> WHAT TO PRODUCE:
Look through the records below, and copy out every line that holds the string "quadri".

START DATASET EXCERPTS

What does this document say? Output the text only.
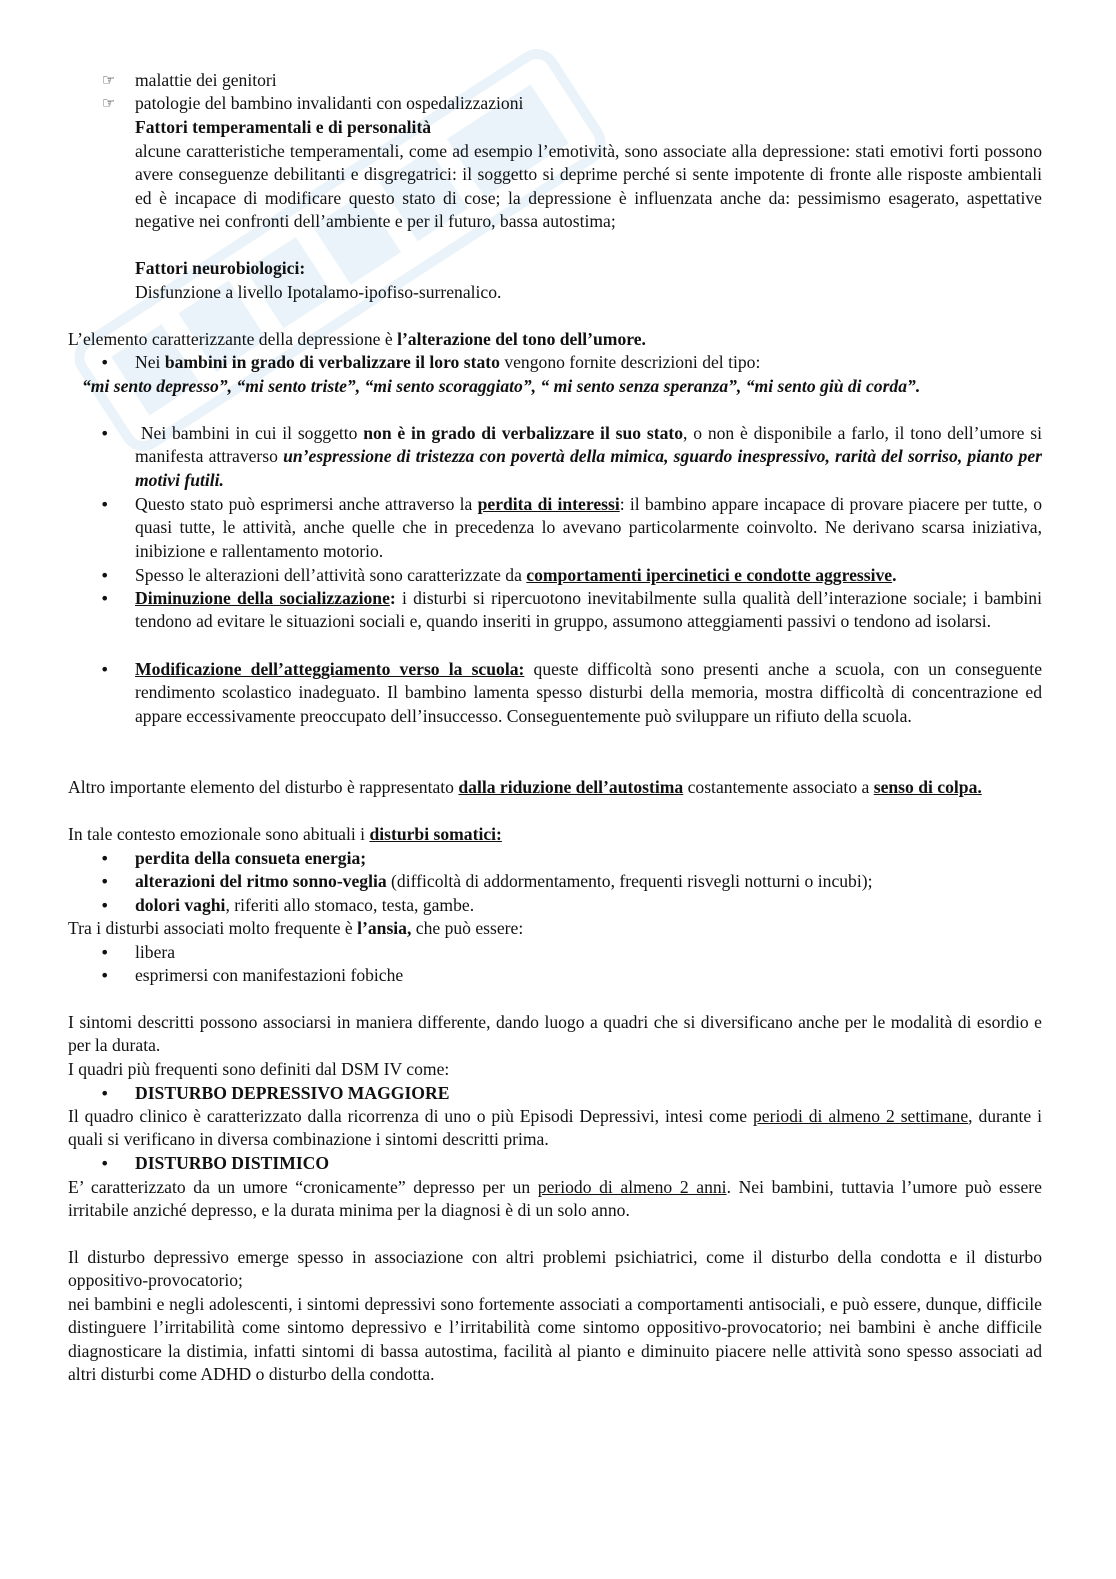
☞	malattie dei genitori
☞	patologie del bambino invalidanti con ospedalizzazioni
Fattori temperamentali e di personalità
alcune caratteristiche temperamentali, come ad esempio l’emotività, sono associate alla depressione: stati emotivi forti possono avere conseguenze debilitanti e disgregatrici: il soggetto si deprime perché si sente impotente di fronte alle risposte ambientali ed è incapace di modificare questo stato di cose; la depressione è influenzata anche da: pessimismo esagerato, aspettative negative nei confronti dell’ambiente e per il futuro, bassa autostima;
Fattori neurobiologici:
Disfunzione a livello Ipotalamo-ipofiso-surrenalico.
L’elemento caratterizzante della depressione è l’alterazione del tono dell’umore.
• Nei bambini in grado di verbalizzare il loro stato vengono fornite descrizioni del tipo:
“mi sento depresso”, “mi sento triste”, “mi sento scoraggiato”, “ mi sento senza speranza”, “mi sento giù di corda”.
•	Nei bambini in cui il soggetto non è in grado di verbalizzare il suo stato, o non è disponibile a farlo, il tono dell’umore si manifesta attraverso un’espressione di tristezza con povertà della mimica, sguardo inespressivo, rarità del sorriso, pianto per motivi futili.
• Questo stato può esprimersi anche attraverso la perdita di interessi: il bambino appare incapace di provare piacere per tutte, o quasi tutte, le attività, anche quelle che in precedenza lo avevano particolarmente coinvolto. Ne derivano scarsa iniziativa, inibizione e rallentamento motorio.
• Spesso le alterazioni dell’attività sono caratterizzate da comportamenti ipercinetici e condotte aggressive.
• Diminuzione della socializzazione: i disturbi si ripercuotono inevitabilmente sulla qualità dell’interazione sociale; i bambini tendono ad evitare le situazioni sociali e, quando inseriti in gruppo, assumono atteggiamenti passivi o tendono ad isolarsi.
• Modificazione dell’atteggiamento verso la scuola: queste difficoltà sono presenti anche a scuola, con un conseguente rendimento scolastico inadeguato. Il bambino lamenta spesso disturbi della memoria, mostra difficoltà di concentrazione ed appare eccessivamente preoccupato dell’insuccesso. Conseguentemente può sviluppare un rifiuto della scuola.
Altro importante elemento del disturbo è rappresentato dalla riduzione dell’autostima costantemente associato a senso di colpa.
In tale contesto emozionale sono abituali i disturbi somatici:
• perdita della consueta energia;
• alterazioni del ritmo sonno-veglia (difficoltà di addormentamento, frequenti risvegli notturni o incubi);
• dolori vaghi, riferiti allo stomaco, testa, gambe.
Tra i disturbi associati molto frequente è l’ansia, che può essere:
• libera
• esprimersi con manifestazioni fobiche
I sintomi descritti possono associarsi in maniera differente, dando luogo a quadri che si diversificano anche per le modalità di esordio e per la durata.
I quadri più frequenti sono definiti dal DSM IV come:
• DISTURBO DEPRESSIVO MAGGIORE
Il quadro clinico è caratterizzato dalla ricorrenza di uno o più Episodi Depressivi, intesi come periodi di almeno 2 settimane, durante i quali si verificano in diversa combinazione i sintomi descritti prima.
• DISTURBO DISTIMICO
E’ caratterizzato da un umore “cronicamente” depresso per un periodo di almeno 2 anni. Nei bambini, tuttavia l’umore può essere irritabile anziché depresso, e la durata minima per la diagnosi è di un solo anno.
Il disturbo depressivo emerge spesso in associazione con altri problemi psichiatrici, come il disturbo della condotta e il disturbo oppositivo-provocatorio;
nei bambini e negli adolescenti, i sintomi depressivi sono fortemente associati a comportamenti antisociali, e può essere, dunque, difficile distinguere l’irritabilità come sintomo depressivo e l’irritabilità come sintomo oppositivo-provocatorio; nei bambini è anche difficile diagnosticare la distimia, infatti sintomi di bassa autostima, facilità al pianto e diminuito piacere nelle attività sono spesso associati ad altri disturbi come ADHD o disturbo della condotta.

END DATASET EXCERPTS

> RESULT OF THIS EXERCISE:
I sintomi descritti possono associarsi in maniera differente, dando luogo a quadri che si diversificano anche per le modalità di esordio e per la durata.
I quadri più frequenti sono definiti dal DSM IV come:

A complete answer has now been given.